### What to produce
Keep the pictures out of the copy and repeat the records exactly.

[Figure record listings]
==============================
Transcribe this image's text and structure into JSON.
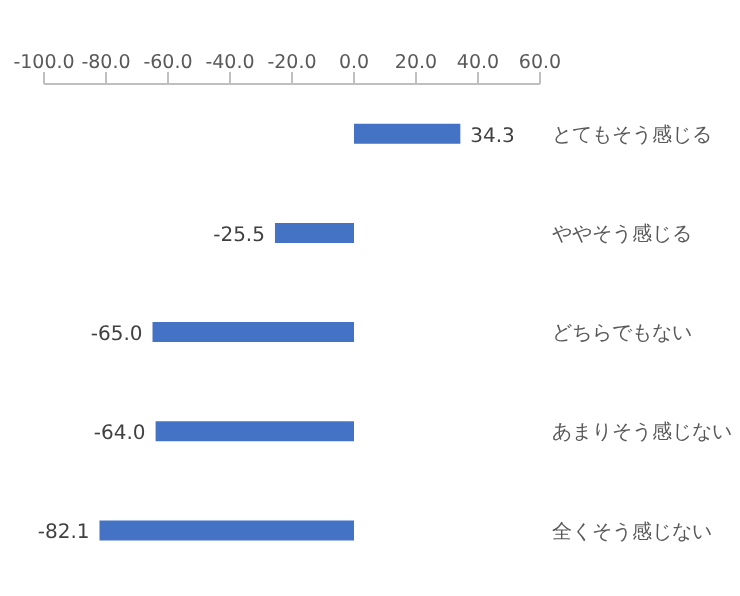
{
  "chart_data": {
    "type": "bar",
    "orientation": "horizontal",
    "categories": [
      "とてもそう感じる",
      "ややそう感じる",
      "どちらでもない",
      "あまりそう感じない",
      "全くそう感じない"
    ],
    "values": [
      34.3,
      -25.5,
      -65.0,
      -64.0,
      -82.1
    ],
    "value_labels": [
      "34.3",
      "-25.5",
      "-65.0",
      "-64.0",
      "-82.1"
    ],
    "color": "#4472c4",
    "xlim": [
      -100,
      60
    ],
    "xticks": [
      {
        "value": -100,
        "label": "-100.0"
      },
      {
        "value": -80,
        "label": "-80.0"
      },
      {
        "value": -60,
        "label": "-60.0"
      },
      {
        "value": -40,
        "label": "-40.0"
      },
      {
        "value": -20,
        "label": "-20.0"
      },
      {
        "value": 0,
        "label": "0.0"
      },
      {
        "value": 20,
        "label": "20.0"
      },
      {
        "value": 40,
        "label": "40.0"
      },
      {
        "value": 60,
        "label": "60.0"
      }
    ],
    "grid": false,
    "legend": false
  }
}
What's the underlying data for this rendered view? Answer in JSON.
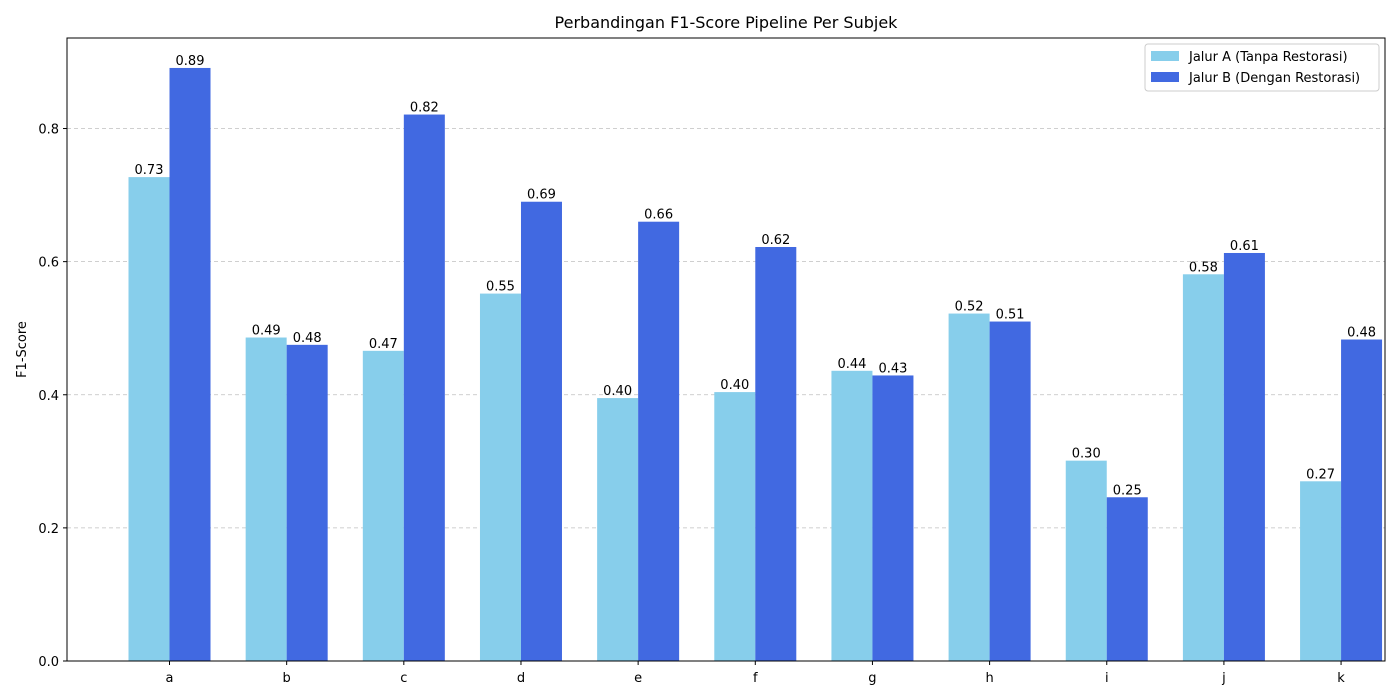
{
  "chart_data": {
    "type": "bar",
    "title": "Perbandingan F1-Score Pipeline Per Subjek",
    "xlabel": "",
    "ylabel": "F1-Score",
    "categories": [
      "a",
      "b",
      "c",
      "d",
      "e",
      "f",
      "g",
      "h",
      "i",
      "j",
      "k"
    ],
    "series": [
      {
        "name": "Jalur A (Tanpa Restorasi)",
        "color": "#87ceeb",
        "values": [
          0.727,
          0.486,
          0.466,
          0.552,
          0.395,
          0.404,
          0.436,
          0.522,
          0.301,
          0.581,
          0.27
        ],
        "labels": [
          "0.73",
          "0.49",
          "0.47",
          "0.55",
          "0.40",
          "0.40",
          "0.44",
          "0.52",
          "0.30",
          "0.58",
          "0.27"
        ]
      },
      {
        "name": "Jalur B (Dengan Restorasi)",
        "color": "#4169e1",
        "values": [
          0.891,
          0.475,
          0.821,
          0.69,
          0.66,
          0.622,
          0.429,
          0.51,
          0.246,
          0.613,
          0.483
        ],
        "labels": [
          "0.89",
          "0.48",
          "0.82",
          "0.69",
          "0.66",
          "0.62",
          "0.43",
          "0.51",
          "0.25",
          "0.61",
          "0.48"
        ]
      }
    ],
    "ylim": [
      0,
      0.936
    ],
    "yticks": [
      0.0,
      0.2,
      0.4,
      0.6,
      0.8
    ],
    "ytick_labels": [
      "0.0",
      "0.2",
      "0.4",
      "0.6",
      "0.8"
    ],
    "grid": "y-dashed",
    "legend_position": "top-right"
  }
}
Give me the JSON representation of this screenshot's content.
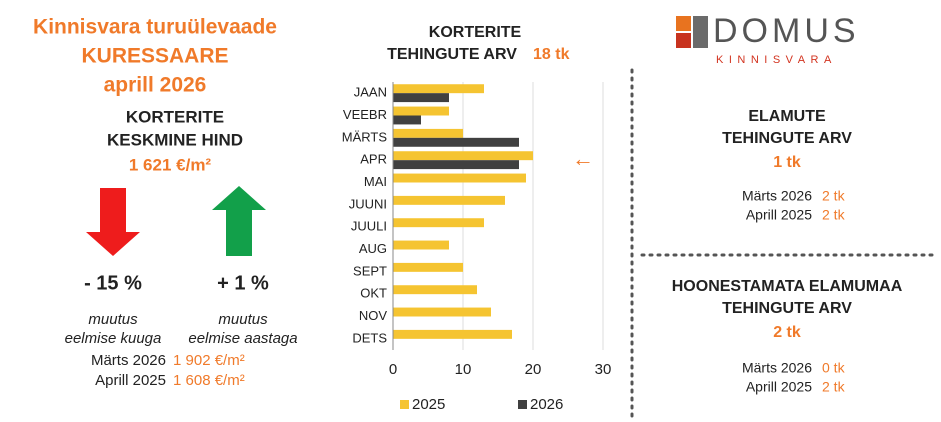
{
  "header": {
    "title": [
      "Kinnisvara turuülevaade",
      "KURESSAARE",
      "aprill 2026"
    ]
  },
  "price": {
    "title": [
      "KORTERITE",
      "KESKMINE HIND"
    ],
    "value": "1 621 €/m²",
    "changes": [
      {
        "value": "- 15 %",
        "label": [
          "muutus",
          "eelmise kuuga"
        ]
      },
      {
        "value": "+ 1 %",
        "label": [
          "muutus",
          "eelmise aastaga"
        ]
      }
    ],
    "history": [
      {
        "period": "Märts 2026",
        "value": "1 902 €/m²"
      },
      {
        "period": "Aprill 2025",
        "value": "1 608 €/m²"
      }
    ]
  },
  "logo": {
    "name": "DOMUS",
    "sub": "KINNISVARA"
  },
  "chart_data": {
    "type": "bar",
    "orientation": "horizontal",
    "title": [
      "KORTERITE",
      "TEHINGUTE ARV"
    ],
    "title_value": "18 tk",
    "annotation": "←",
    "categories": [
      "JAAN",
      "VEEBR",
      "MÄRTS",
      "APR",
      "MAI",
      "JUUNI",
      "JUULI",
      "AUG",
      "SEPT",
      "OKT",
      "NOV",
      "DETS"
    ],
    "series": [
      {
        "name": "2025",
        "color": "#f5c431",
        "values": [
          13,
          8,
          10,
          20,
          19,
          16,
          13,
          8,
          10,
          12,
          14,
          17
        ]
      },
      {
        "name": "2026",
        "color": "#404040",
        "values": [
          8,
          4,
          18,
          18,
          null,
          null,
          null,
          null,
          null,
          null,
          null,
          null
        ]
      }
    ],
    "xlim": [
      0,
      30
    ],
    "xticks": [
      0,
      10,
      20,
      30
    ],
    "grid": true,
    "legend": "bottom"
  },
  "panels": [
    {
      "title": [
        "ELAMUTE",
        "TEHINGUTE ARV"
      ],
      "value": "1 tk",
      "rows": [
        {
          "period": "Märts 2026",
          "value": "2 tk"
        },
        {
          "period": "Aprill 2025",
          "value": "2 tk"
        }
      ]
    },
    {
      "title": [
        "HOONESTAMATA ELAMUMAA",
        "TEHINGUTE ARV"
      ],
      "value": "2 tk",
      "rows": [
        {
          "period": "Märts 2026",
          "value": "0 tk"
        },
        {
          "period": "Aprill 2025",
          "value": "2 tk"
        }
      ]
    }
  ]
}
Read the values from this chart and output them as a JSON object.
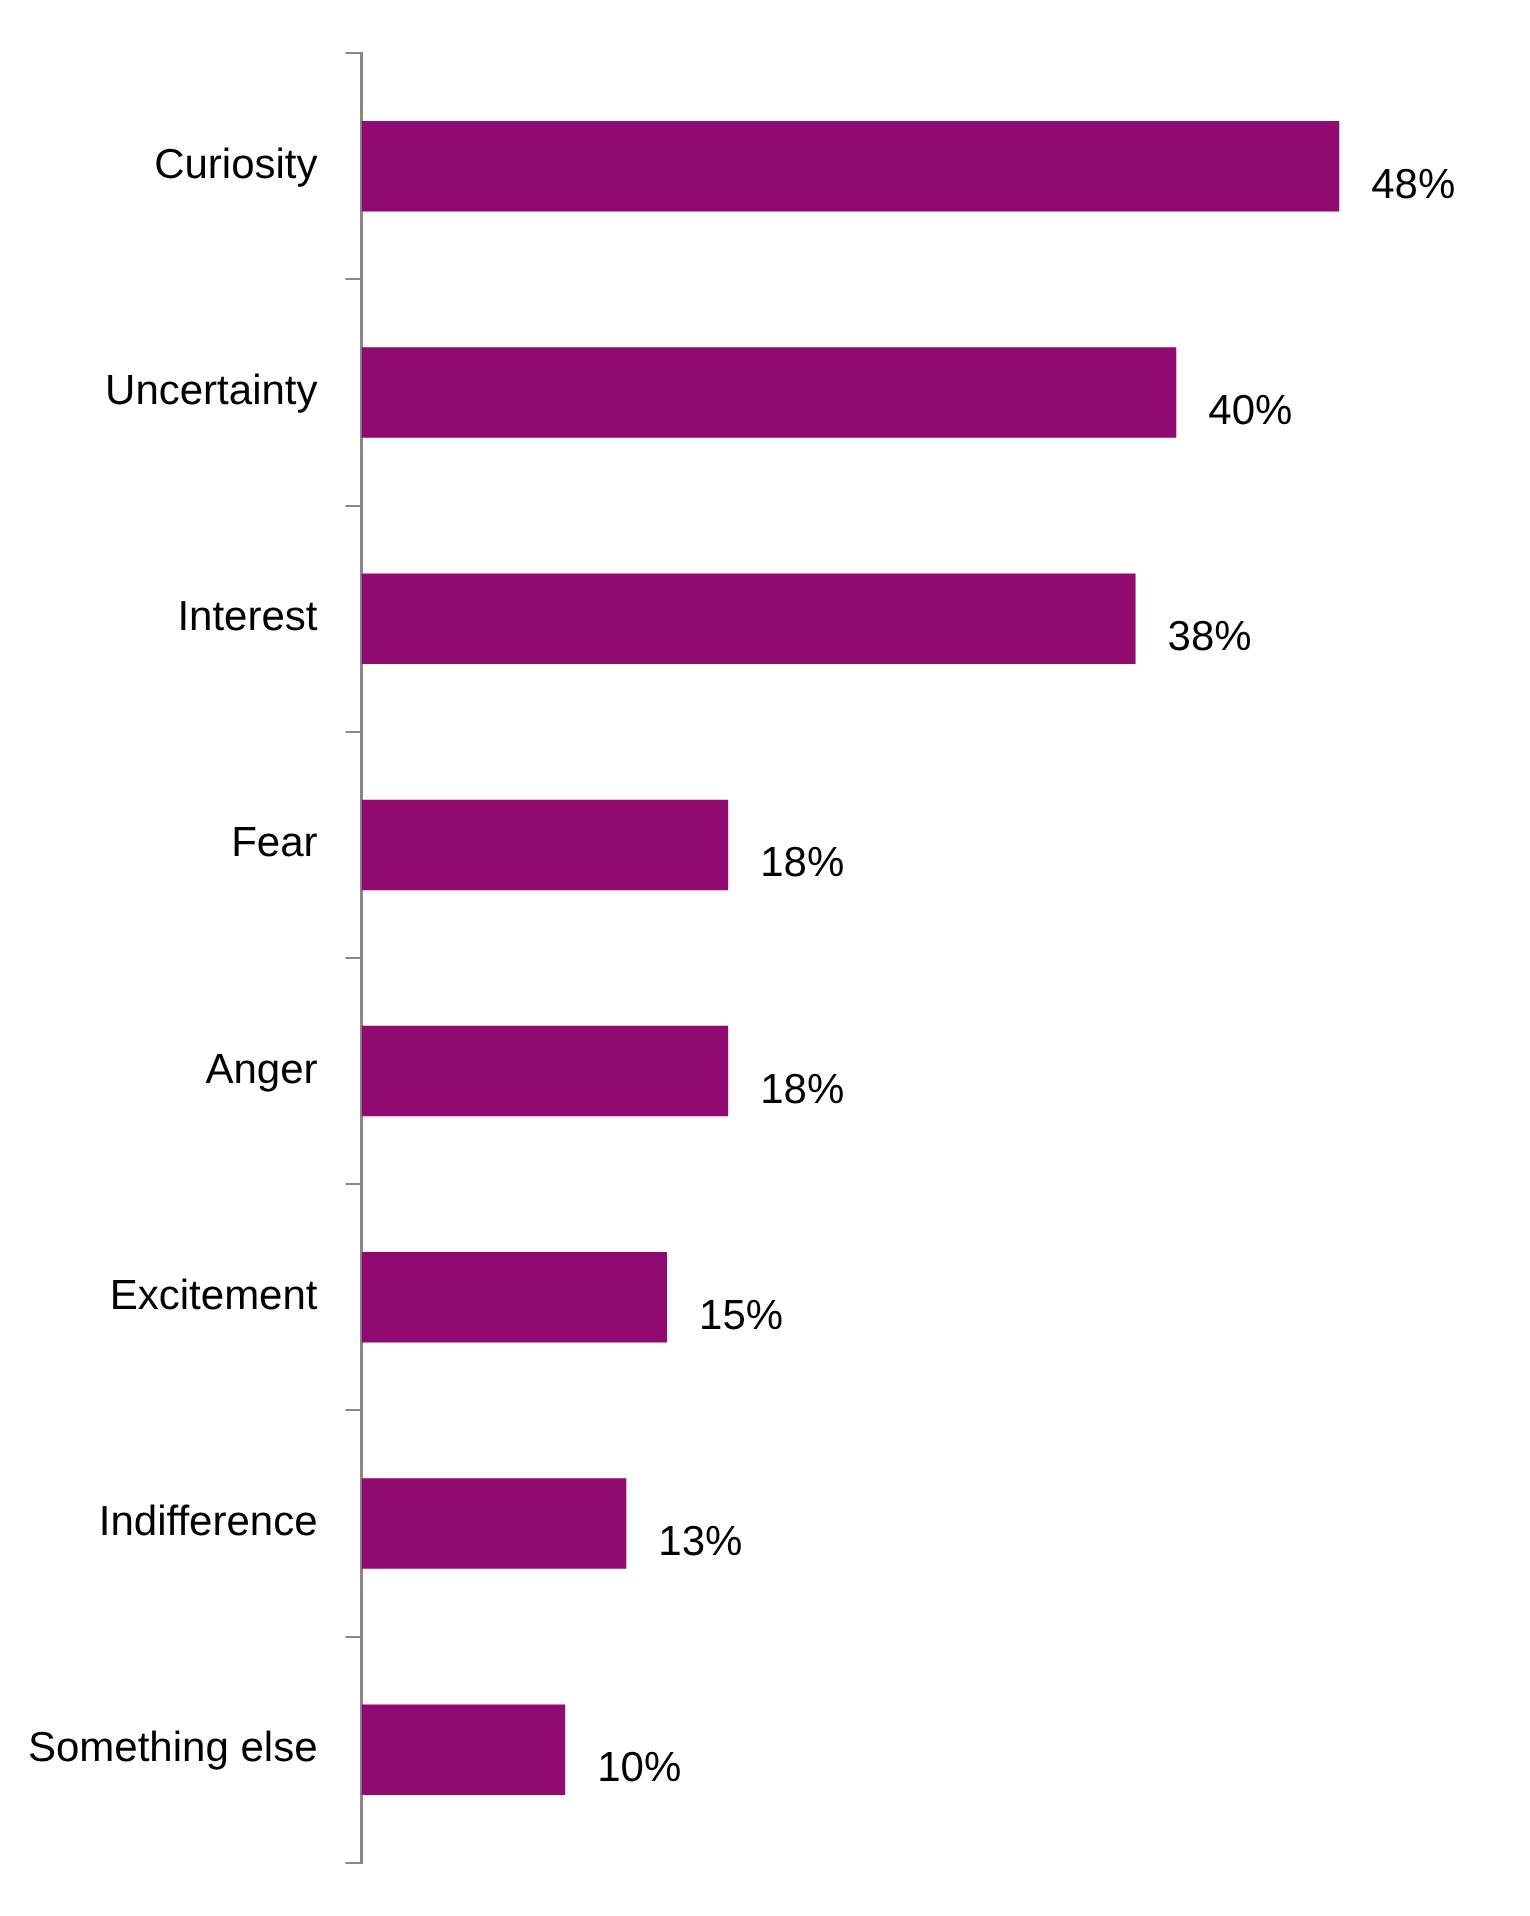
{
  "chart_data": {
    "type": "bar",
    "orientation": "horizontal",
    "categories": [
      "Curiosity",
      "Uncertainty",
      "Interest",
      "Fear",
      "Anger",
      "Excitement",
      "Indifference",
      "Something else"
    ],
    "values": [
      48,
      40,
      38,
      18,
      18,
      15,
      13,
      10
    ],
    "value_labels": [
      "48%",
      "40%",
      "38%",
      "18%",
      "18%",
      "15%",
      "13%",
      "10%"
    ],
    "color": "#910a6f"
  }
}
==============================
### Full solution
Transcribe this image's text and structure into JSON.
{
  "chart_data": {
    "type": "bar",
    "orientation": "horizontal",
    "categories": [
      "とてもそう感じる",
      "ややそう感じる",
      "どちらでもない",
      "あまりそう感じない",
      "全くそう感じない"
    ],
    "values": [
      34.3,
      -25.5,
      -65.0,
      -64.0,
      -82.1
    ],
    "value_labels": [
      "34.3",
      "-25.5",
      "-65.0",
      "-64.0",
      "-82.1"
    ],
    "color": "#4472c4",
    "xlim": [
      -100,
      60
    ],
    "xticks": [
      {
        "value": -100,
        "label": "-100.0"
      },
      {
        "value": -80,
        "label": "-80.0"
      },
      {
        "value": -60,
        "label": "-60.0"
      },
      {
        "value": -40,
        "label": "-40.0"
      },
      {
        "value": -20,
        "label": "-20.0"
      },
      {
        "value": 0,
        "label": "0.0"
      },
      {
        "value": 20,
        "label": "20.0"
      },
      {
        "value": 40,
        "label": "40.0"
      },
      {
        "value": 60,
        "label": "60.0"
      }
    ],
    "grid": false,
    "legend": false
  }
}
What's the underlying data for this rendered view? Answer in JSON.
{
  "chart_data": {
    "type": "bar",
    "title": "Perbandingan F1-Score Pipeline Per Subjek",
    "xlabel": "",
    "ylabel": "F1-Score",
    "categories": [
      "a",
      "b",
      "c",
      "d",
      "e",
      "f",
      "g",
      "h",
      "i",
      "j",
      "k"
    ],
    "series": [
      {
        "name": "Jalur A (Tanpa Restorasi)",
        "color": "#87ceeb",
        "values": [
          0.727,
          0.486,
          0.466,
          0.552,
          0.395,
          0.404,
          0.436,
          0.522,
          0.301,
          0.581,
          0.27
        ],
        "labels": [
          "0.73",
          "0.49",
          "0.47",
          "0.55",
          "0.40",
          "0.40",
          "0.44",
          "0.52",
          "0.30",
          "0.58",
          "0.27"
        ]
      },
      {
        "name": "Jalur B (Dengan Restorasi)",
        "color": "#4169e1",
        "values": [
          0.891,
          0.475,
          0.821,
          0.69,
          0.66,
          0.622,
          0.429,
          0.51,
          0.246,
          0.613,
          0.483
        ],
        "labels": [
          "0.89",
          "0.48",
          "0.82",
          "0.69",
          "0.66",
          "0.62",
          "0.43",
          "0.51",
          "0.25",
          "0.61",
          "0.48"
        ]
      }
    ],
    "ylim": [
      0,
      0.936
    ],
    "yticks": [
      0.0,
      0.2,
      0.4,
      0.6,
      0.8
    ],
    "ytick_labels": [
      "0.0",
      "0.2",
      "0.4",
      "0.6",
      "0.8"
    ],
    "grid": "y-dashed",
    "legend_position": "top-right"
  }
}
Give me the JSON representation of this screenshot's content.
{
  "header": {
    "title": [
      "Kinnisvara turuülevaade",
      "KURESSAARE",
      "aprill 2026"
    ]
  },
  "price": {
    "title": [
      "KORTERITE",
      "KESKMINE HIND"
    ],
    "value": "1 621 €/m²",
    "changes": [
      {
        "value": "- 15 %",
        "label": [
          "muutus",
          "eelmise kuuga"
        ]
      },
      {
        "value": "+ 1 %",
        "label": [
          "muutus",
          "eelmise aastaga"
        ]
      }
    ],
    "history": [
      {
        "period": "Märts 2026",
        "value": "1 902 €/m²"
      },
      {
        "period": "Aprill 2025",
        "value": "1 608 €/m²"
      }
    ]
  },
  "logo": {
    "name": "DOMUS",
    "sub": "KINNISVARA"
  },
  "chart_data": {
    "type": "bar",
    "orientation": "horizontal",
    "title": [
      "KORTERITE",
      "TEHINGUTE ARV"
    ],
    "title_value": "18 tk",
    "annotation": "←",
    "categories": [
      "JAAN",
      "VEEBR",
      "MÄRTS",
      "APR",
      "MAI",
      "JUUNI",
      "JUULI",
      "AUG",
      "SEPT",
      "OKT",
      "NOV",
      "DETS"
    ],
    "series": [
      {
        "name": "2025",
        "color": "#f5c431",
        "values": [
          13,
          8,
          10,
          20,
          19,
          16,
          13,
          8,
          10,
          12,
          14,
          17
        ]
      },
      {
        "name": "2026",
        "color": "#404040",
        "values": [
          8,
          4,
          18,
          18,
          null,
          null,
          null,
          null,
          null,
          null,
          null,
          null
        ]
      }
    ],
    "xlim": [
      0,
      30
    ],
    "xticks": [
      0,
      10,
      20,
      30
    ],
    "grid": true,
    "legend": "bottom"
  },
  "panels": [
    {
      "title": [
        "ELAMUTE",
        "TEHINGUTE ARV"
      ],
      "value": "1 tk",
      "rows": [
        {
          "period": "Märts 2026",
          "value": "2 tk"
        },
        {
          "period": "Aprill 2025",
          "value": "2 tk"
        }
      ]
    },
    {
      "title": [
        "HOONESTAMATA ELAMUMAA",
        "TEHINGUTE ARV"
      ],
      "value": "2 tk",
      "rows": [
        {
          "period": "Märts 2026",
          "value": "0 tk"
        },
        {
          "period": "Aprill 2025",
          "value": "2 tk"
        }
      ]
    }
  ]
}
Read the values from this chart and output them as a JSON object.
{
  "chart_data": {
    "type": "bar",
    "orientation": "horizontal",
    "categories": [
      "Curiosity",
      "Uncertainty",
      "Interest",
      "Fear",
      "Anger",
      "Excitement",
      "Indifference",
      "Something else"
    ],
    "values": [
      48,
      40,
      38,
      18,
      18,
      15,
      13,
      10
    ],
    "value_labels": [
      "48%",
      "40%",
      "38%",
      "18%",
      "18%",
      "15%",
      "13%",
      "10%"
    ],
    "color": "#910a6f"
  }
}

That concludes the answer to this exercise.